:: Exercise instructions ::
Repeat the lines below exactly as they appear, but leave out the images.

▼▼▼

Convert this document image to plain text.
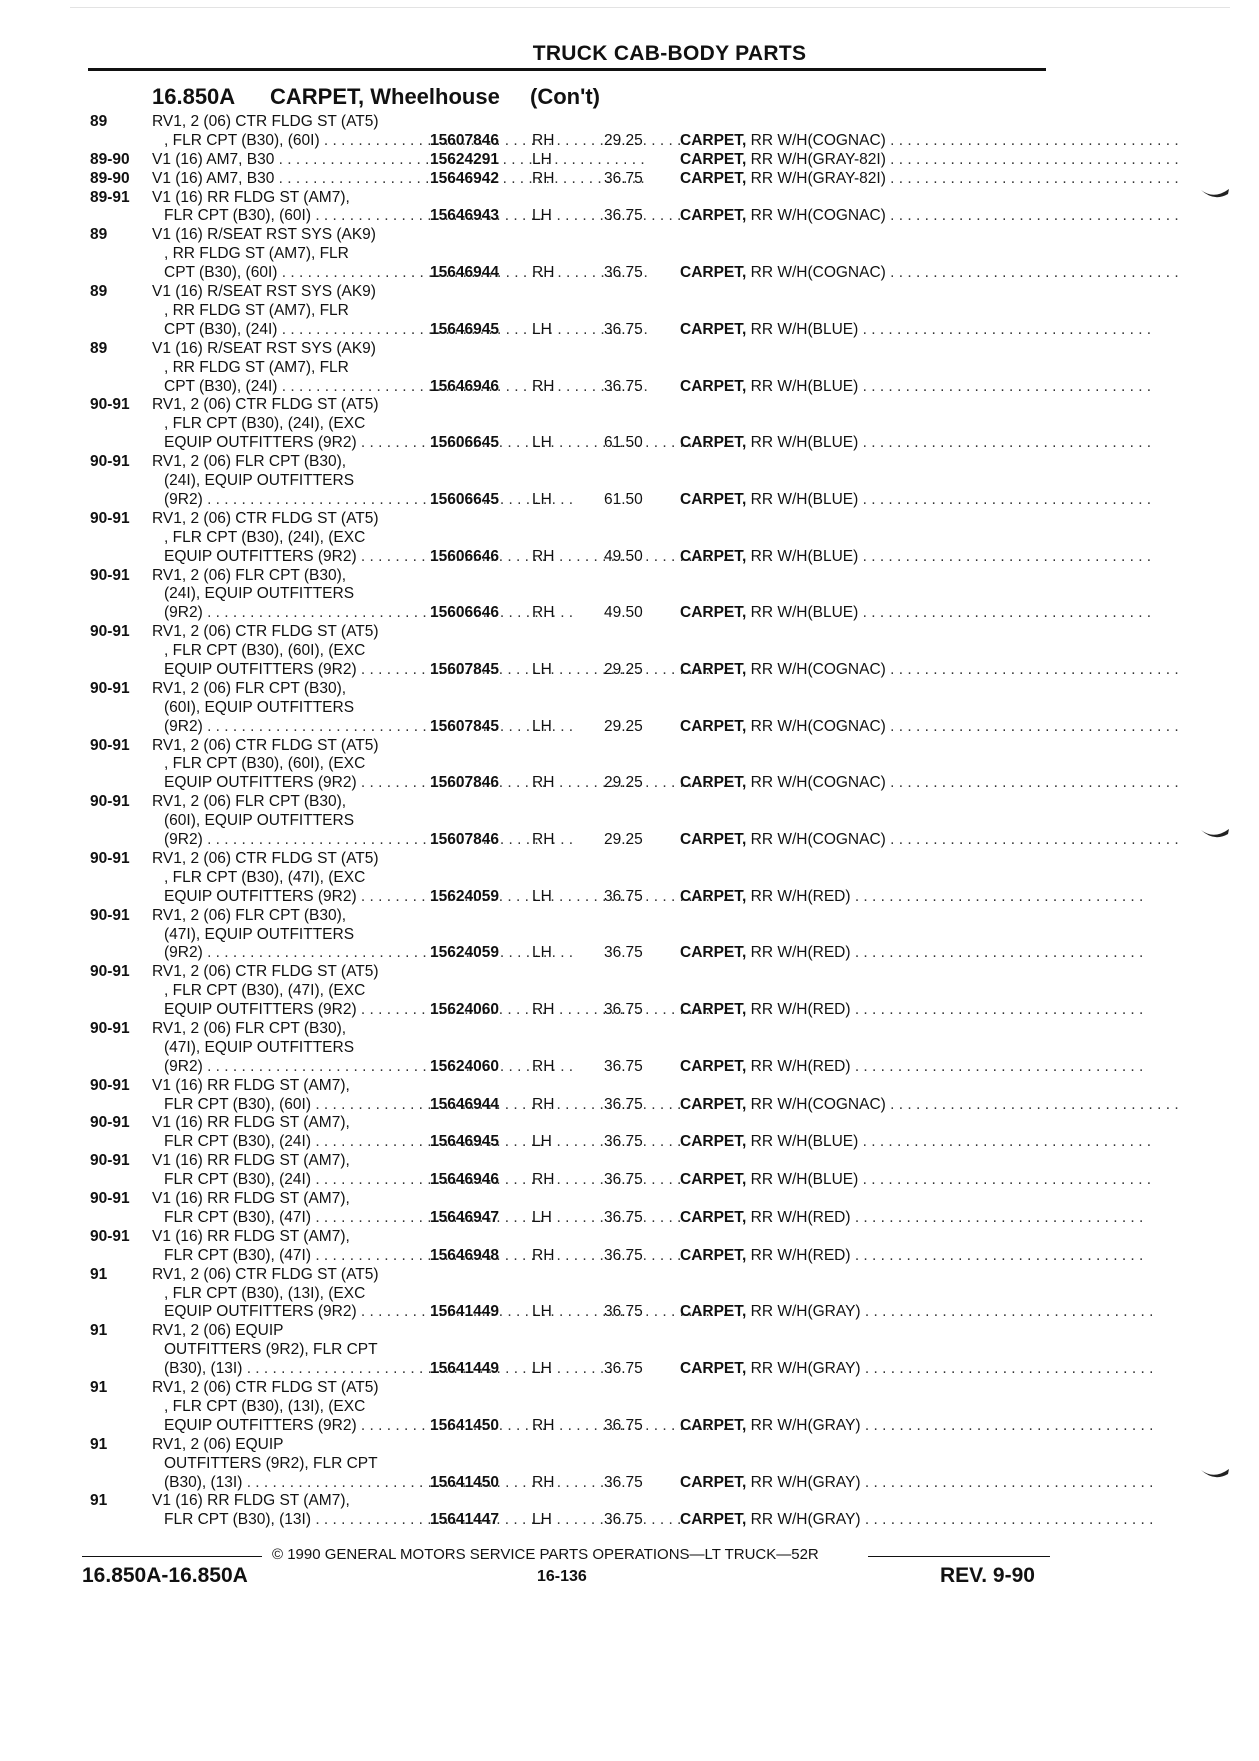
TRUCK CAB-BODY PARTS
16.850A CARPET, Wheelhouse (Con't)
89	RV1, 2 (06) CTR FLDG ST (AT5)
, FLR CPT (B30), (60I) . . .	15607846 RH	29.25 CARPET, RR W/H(COGNAC) . . . . . . . . . . . . . . . . . . . . . . . . . . . . . . . . . .
89-90 V1 (16) AM7, B30 . . .	15624291 LH	CARPET, RR W/H(GRAY-82I) . . . . . . . . . . . . . . . . . . . . . . . . . . . . . . . . . .
89-90 V1 (16) AM7, B30 . . .	15646942 RH	36.75 CARPET, RR W/H(GRAY-82I) . . . . . . . . . . . . . . . . . . . . . . . . . . . . . . . . . .
89-91 V1 (16) RR FLDG ST (AM7),
FLR CPT (B30), (60I) . . .	15646943 LH	36.75 CARPET, RR W/H(COGNAC) . . . . . . . . . . . . . . . . . . . . . . . . . . . . . . . . . .
89	V1 (16) R/SEAT RST SYS (AK9)
, RR FLDG ST (AM7), FLR
CPT (B30), (60I) . . .	15646944 RH	36.75 CARPET, RR W/H(COGNAC) . . . . . . . . . . . . . . . . . . . . . . . . . . . . . . . . . .
89	V1 (16) R/SEAT RST SYS (AK9)
, RR FLDG ST (AM7), FLR
CPT (B30), (24I) . . .	15646945 LH	36.75 CARPET, RR W/H(BLUE) . . . . . . . . . . . . . . . . . . . . . . . . . . . . . . . . . .
89	V1 (16) R/SEAT RST SYS (AK9)
, RR FLDG ST (AM7), FLR
CPT (B30), (24I) . . .	15646946 RH	36.75 CARPET, RR W/H(BLUE) . . . . . . . . . . . . . . . . . . . . . . . . . . . . . . . . . .
90-91 RV1, 2 (06) CTR FLDG ST (AT5)
, FLR CPT (B30), (24I), (EXC
EQUIP OUTFITTERS (9R2) . . .	15606645 LH	61.50 CARPET, RR W/H(BLUE) . . . . . . . . . . . . . . . . . . . . . . . . . . . . . . . . . .
90-91 RV1, 2 (06) FLR CPT (B30),
(24I), EQUIP OUTFITTERS
(9R2) . . .	15606645 LH	61.50 CARPET, RR W/H(BLUE) . . . . . . . . . . . . . . . . . . . . . . . . . . . . . . . . . .
90-91 RV1, 2 (06) CTR FLDG ST (AT5)
, FLR CPT (B30), (24I), (EXC
EQUIP OUTFITTERS (9R2) . . .	15606646 RH	49.50 CARPET, RR W/H(BLUE) . . . . . . . . . . . . . . . . . . . . . . . . . . . . . . . . . .
90-91 RV1, 2 (06) FLR CPT (B30),
(24I), EQUIP OUTFITTERS
(9R2) . . .	15606646 RH	49.50 CARPET, RR W/H(BLUE) . . . . . . . . . . . . . . . . . . . . . . . . . . . . . . . . . .
90-91 RV1, 2 (06) CTR FLDG ST (AT5)
, FLR CPT (B30), (60I), (EXC
EQUIP OUTFITTERS (9R2) . . .	15607845 LH	29.25 CARPET, RR W/H(COGNAC) . . . . . . . . . . . . . . . . . . . . . . . . . . . . . . . . . .
90-91 RV1, 2 (06) FLR CPT (B30),
(60I), EQUIP OUTFITTERS
(9R2) . . .	15607845 LH	29.25 CARPET, RR W/H(COGNAC) . . . . . . . . . . . . . . . . . . . . . . . . . . . . . . . . . .
90-91 RV1, 2 (06) CTR FLDG ST (AT5)
, FLR CPT (B30), (60I), (EXC
EQUIP OUTFITTERS (9R2) . . .	15607846 RH	29.25 CARPET, RR W/H(COGNAC) . . . . . . . . . . . . . . . . . . . . . . . . . . . . . . . . . .
90-91 RV1, 2 (06) FLR CPT (B30),
(60I), EQUIP OUTFITTERS
(9R2) . . .	15607846 RH	29.25 CARPET, RR W/H(COGNAC) . . . . . . . . . . . . . . . . . . . . . . . . . . . . . . . . . .
90-91 RV1, 2 (06) CTR FLDG ST (AT5)
, FLR CPT (B30), (47I), (EXC
EQUIP OUTFITTERS (9R2) . . .	15624059 LH	36.75 CARPET, RR W/H(RED) . . . . . . . . . . . . . . . . . . . . . . . . . . . . . . . . . .
90-91 RV1, 2 (06) FLR CPT (B30),
(47I), EQUIP OUTFITTERS
(9R2) . . .	15624059 LH	36.75 CARPET, RR W/H(RED) . . . . . . . . . . . . . . . . . . . . . . . . . . . . . . . . . .
90-91 RV1, 2 (06) CTR FLDG ST (AT5)
, FLR CPT (B30), (47I), (EXC
EQUIP OUTFITTERS (9R2) . . .	15624060 RH	36.75 CARPET, RR W/H(RED) . . . . . . . . . . . . . . . . . . . . . . . . . . . . . . . . . .
90-91 RV1, 2 (06) FLR CPT (B30),
(47I), EQUIP OUTFITTERS
(9R2) . . .	15624060 RH	36.75 CARPET, RR W/H(RED) . . . . . . . . . . . . . . . . . . . . . . . . . . . . . . . . . .
90-91 V1 (16) RR FLDG ST (AM7),
FLR CPT (B30), (60I) . . .	15646944 RH	36.75 CARPET, RR W/H(COGNAC) . . . . . . . . . . . . . . . . . . . . . . . . . . . . . . . . . .
90-91 V1 (16) RR FLDG ST (AM7),
FLR CPT (B30), (24I) . . .	15646945 LH	36.75 CARPET, RR W/H(BLUE) . . . . . . . . . . . . . . . . . . . . . . . . . . . . . . . . . .
90-91 V1 (16) RR FLDG ST (AM7),
FLR CPT (B30), (24I) . . .	15646946 RH	36.75 CARPET, RR W/H(BLUE) . . . . . . . . . . . . . . . . . . . . . . . . . . . . . . . . . .
90-91 V1 (16) RR FLDG ST (AM7),
FLR CPT (B30), (47I) . . .	15646947 LH	36.75 CARPET, RR W/H(RED) . . . . . . . . . . . . . . . . . . . . . . . . . . . . . . . . . .
90-91 V1 (16) RR FLDG ST (AM7),
FLR CPT (B30), (47I) . . .	15646948 RH	36.75 CARPET, RR W/H(RED) . . . . . . . . . . . . . . . . . . . . . . . . . . . . . . . . . .
91	RV1, 2 (06) CTR FLDG ST (AT5)
, FLR CPT (B30), (13I), (EXC
EQUIP OUTFITTERS (9R2) . . .	15641449 LH	36.75 CARPET, RR W/H(GRAY) . . . . . . . . . . . . . . . . . . . . . . . . . . . . . . . . . .
91	RV1, 2 (06) EQUIP
OUTFITTERS (9R2), FLR CPT
(B30), (13I) . . .	15641449 LH	36.75 CARPET, RR W/H(GRAY) . . . . . . . . . . . . . . . . . . . . . . . . . . . . . . . . . .
91	RV1, 2 (06) CTR FLDG ST (AT5)
, FLR CPT (B30), (13I), (EXC
EQUIP OUTFITTERS (9R2) . . .	15641450 RH	36.75 CARPET, RR W/H(GRAY) . . . . . . . . . . . . . . . . . . . . . . . . . . . . . . . . . .
91	RV1, 2 (06) EQUIP
OUTFITTERS (9R2), FLR CPT
(B30), (13I) . . .	15641450 RH	36.75 CARPET, RR W/H(GRAY) . . . . . . . . . . . . . . . . . . . . . . . . . . . . . . . . . .
91	V1 (16) RR FLDG ST (AM7),
FLR CPT (B30), (13I) . . .	15641447 LH	36.75 CARPET, RR W/H(GRAY) . . . . . . . . . . . . . . . . . . . . . . . . . . . . . . . . . .
© 1990 GENERAL MOTORS SERVICE PARTS OPERATIONS—LT TRUCK—52R
16.850A-16.850A	16-136	REV. 9-90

▲▲▲

:: Exercise solution ::
Convert this document image to plain text.
TRUCK CAB-BODY PARTS
16.850A CARPET, Wheelhouse (Con't)
89	RV1, 2 (06) CTR FLDG ST (AT5)
, FLR CPT (B30), (60I) . . .	15607846 RH	29.25 CARPET, RR W/H(COGNAC) . . . . . . . . . . . . . . . . . . . . . . . . . . . . . . . . . .
89-90 V1 (16) AM7, B30 . . .	15624291 LH	CARPET, RR W/H(GRAY-82I) . . . . . . . . . . . . . . . . . . . . . . . . . . . . . . . . . .
89-90 V1 (16) AM7, B30 . . .	15646942 RH	36.75 CARPET, RR W/H(GRAY-82I) . . . . . . . . . . . . . . . . . . . . . . . . . . . . . . . . . .
89-91 V1 (16) RR FLDG ST (AM7),
FLR CPT (B30), (60I) . . .	15646943 LH	36.75 CARPET, RR W/H(COGNAC) . . . . . . . . . . . . . . . . . . . . . . . . . . . . . . . . . .
89	V1 (16) R/SEAT RST SYS (AK9)
, RR FLDG ST (AM7), FLR
CPT (B30), (60I) . . .	15646944 RH	36.75 CARPET, RR W/H(COGNAC) . . . . . . . . . . . . . . . . . . . . . . . . . . . . . . . . . .
89	V1 (16) R/SEAT RST SYS (AK9)
, RR FLDG ST (AM7), FLR
CPT (B30), (24I) . . .	15646945 LH	36.75 CARPET, RR W/H(BLUE) . . . . . . . . . . . . . . . . . . . . . . . . . . . . . . . . . .
89	V1 (16) R/SEAT RST SYS (AK9)
, RR FLDG ST (AM7), FLR
CPT (B30), (24I) . . .	15646946 RH	36.75 CARPET, RR W/H(BLUE) . . . . . . . . . . . . . . . . . . . . . . . . . . . . . . . . . .
90-91 RV1, 2 (06) CTR FLDG ST (AT5)
, FLR CPT (B30), (24I), (EXC
EQUIP OUTFITTERS (9R2) . . .	15606645 LH	61.50 CARPET, RR W/H(BLUE) . . . . . . . . . . . . . . . . . . . . . . . . . . . . . . . . . .
90-91 RV1, 2 (06) FLR CPT (B30),
(24I), EQUIP OUTFITTERS
(9R2) . . .	15606645 LH	61.50 CARPET, RR W/H(BLUE) . . . . . . . . . . . . . . . . . . . . . . . . . . . . . . . . . .
90-91 RV1, 2 (06) CTR FLDG ST (AT5)
, FLR CPT (B30), (24I), (EXC
EQUIP OUTFITTERS (9R2) . . .	15606646 RH	49.50 CARPET, RR W/H(BLUE) . . . . . . . . . . . . . . . . . . . . . . . . . . . . . . . . . .
90-91 RV1, 2 (06) FLR CPT (B30),
(24I), EQUIP OUTFITTERS
(9R2) . . .	15606646 RH	49.50 CARPET, RR W/H(BLUE) . . . . . . . . . . . . . . . . . . . . . . . . . . . . . . . . . .
90-91 RV1, 2 (06) CTR FLDG ST (AT5)
, FLR CPT (B30), (60I), (EXC
EQUIP OUTFITTERS (9R2) . . .	15607845 LH	29.25 CARPET, RR W/H(COGNAC) . . . . . . . . . . . . . . . . . . . . . . . . . . . . . . . . . .
90-91 RV1, 2 (06) FLR CPT (B30),
(60I), EQUIP OUTFITTERS
(9R2) . . .	15607845 LH	29.25 CARPET, RR W/H(COGNAC) . . . . . . . . . . . . . . . . . . . . . . . . . . . . . . . . . .
90-91 RV1, 2 (06) CTR FLDG ST (AT5)
, FLR CPT (B30), (60I), (EXC
EQUIP OUTFITTERS (9R2) . . .	15607846 RH	29.25 CARPET, RR W/H(COGNAC) . . . . . . . . . . . . . . . . . . . . . . . . . . . . . . . . . .
90-91 RV1, 2 (06) FLR CPT (B30),
(60I), EQUIP OUTFITTERS
(9R2) . . .	15607846 RH	29.25 CARPET, RR W/H(COGNAC) . . . . . . . . . . . . . . . . . . . . . . . . . . . . . . . . . .
90-91 RV1, 2 (06) CTR FLDG ST (AT5)
, FLR CPT (B30), (47I), (EXC
EQUIP OUTFITTERS (9R2) . . .	15624059 LH	36.75 CARPET, RR W/H(RED) . . . . . . . . . . . . . . . . . . . . . . . . . . . . . . . . . .
90-91 RV1, 2 (06) FLR CPT (B30),
(47I), EQUIP OUTFITTERS
(9R2) . . .	15624059 LH	36.75 CARPET, RR W/H(RED) . . . . . . . . . . . . . . . . . . . . . . . . . . . . . . . . . .
90-91 RV1, 2 (06) CTR FLDG ST (AT5)
, FLR CPT (B30), (47I), (EXC
EQUIP OUTFITTERS (9R2) . . .	15624060 RH	36.75 CARPET, RR W/H(RED) . . . . . . . . . . . . . . . . . . . . . . . . . . . . . . . . . .
90-91 RV1, 2 (06) FLR CPT (B30),
(47I), EQUIP OUTFITTERS
(9R2) . . .	15624060 RH	36.75 CARPET, RR W/H(RED) . . . . . . . . . . . . . . . . . . . . . . . . . . . . . . . . . .
90-91 V1 (16) RR FLDG ST (AM7),
FLR CPT (B30), (60I) . . .	15646944 RH	36.75 CARPET, RR W/H(COGNAC) . . . . . . . . . . . . . . . . . . . . . . . . . . . . . . . . . .
90-91 V1 (16) RR FLDG ST (AM7),
FLR CPT (B30), (24I) . . .	15646945 LH	36.75 CARPET, RR W/H(BLUE) . . . . . . . . . . . . . . . . . . . . . . . . . . . . . . . . . .
90-91 V1 (16) RR FLDG ST (AM7),
FLR CPT (B30), (24I) . . .	15646946 RH	36.75 CARPET, RR W/H(BLUE) . . . . . . . . . . . . . . . . . . . . . . . . . . . . . . . . . .
90-91 V1 (16) RR FLDG ST (AM7),
FLR CPT (B30), (47I) . . .	15646947 LH	36.75 CARPET, RR W/H(RED) . . . . . . . . . . . . . . . . . . . . . . . . . . . . . . . . . .
90-91 V1 (16) RR FLDG ST (AM7),
FLR CPT (B30), (47I) . . .	15646948 RH	36.75 CARPET, RR W/H(RED) . . . . . . . . . . . . . . . . . . . . . . . . . . . . . . . . . .
91	RV1, 2 (06) CTR FLDG ST (AT5)
, FLR CPT (B30), (13I), (EXC
EQUIP OUTFITTERS (9R2) . . .	15641449 LH	36.75 CARPET, RR W/H(GRAY) . . . . . . . . . . . . . . . . . . . . . . . . . . . . . . . . . .
91	RV1, 2 (06) EQUIP
OUTFITTERS (9R2), FLR CPT
(B30), (13I) . . .	15641449 LH	36.75 CARPET, RR W/H(GRAY) . . . . . . . . . . . . . . . . . . . . . . . . . . . . . . . . . .
91	RV1, 2 (06) CTR FLDG ST (AT5)
, FLR CPT (B30), (13I), (EXC
EQUIP OUTFITTERS (9R2) . . .	15641450 RH	36.75 CARPET, RR W/H(GRAY) . . . . . . . . . . . . . . . . . . . . . . . . . . . . . . . . . .
91	RV1, 2 (06) EQUIP
OUTFITTERS (9R2), FLR CPT
(B30), (13I) . . .	15641450 RH	36.75 CARPET, RR W/H(GRAY) . . . . . . . . . . . . . . . . . . . . . . . . . . . . . . . . . .
91	V1 (16) RR FLDG ST (AM7),
FLR CPT (B30), (13I) . . .	15641447 LH	36.75 CARPET, RR W/H(GRAY) . . . . . . . . . . . . . . . . . . . . . . . . . . . . . . . . . .
© 1990 GENERAL MOTORS SERVICE PARTS OPERATIONS—LT TRUCK—52R
16.850A-16.850A	16-136	REV. 9-90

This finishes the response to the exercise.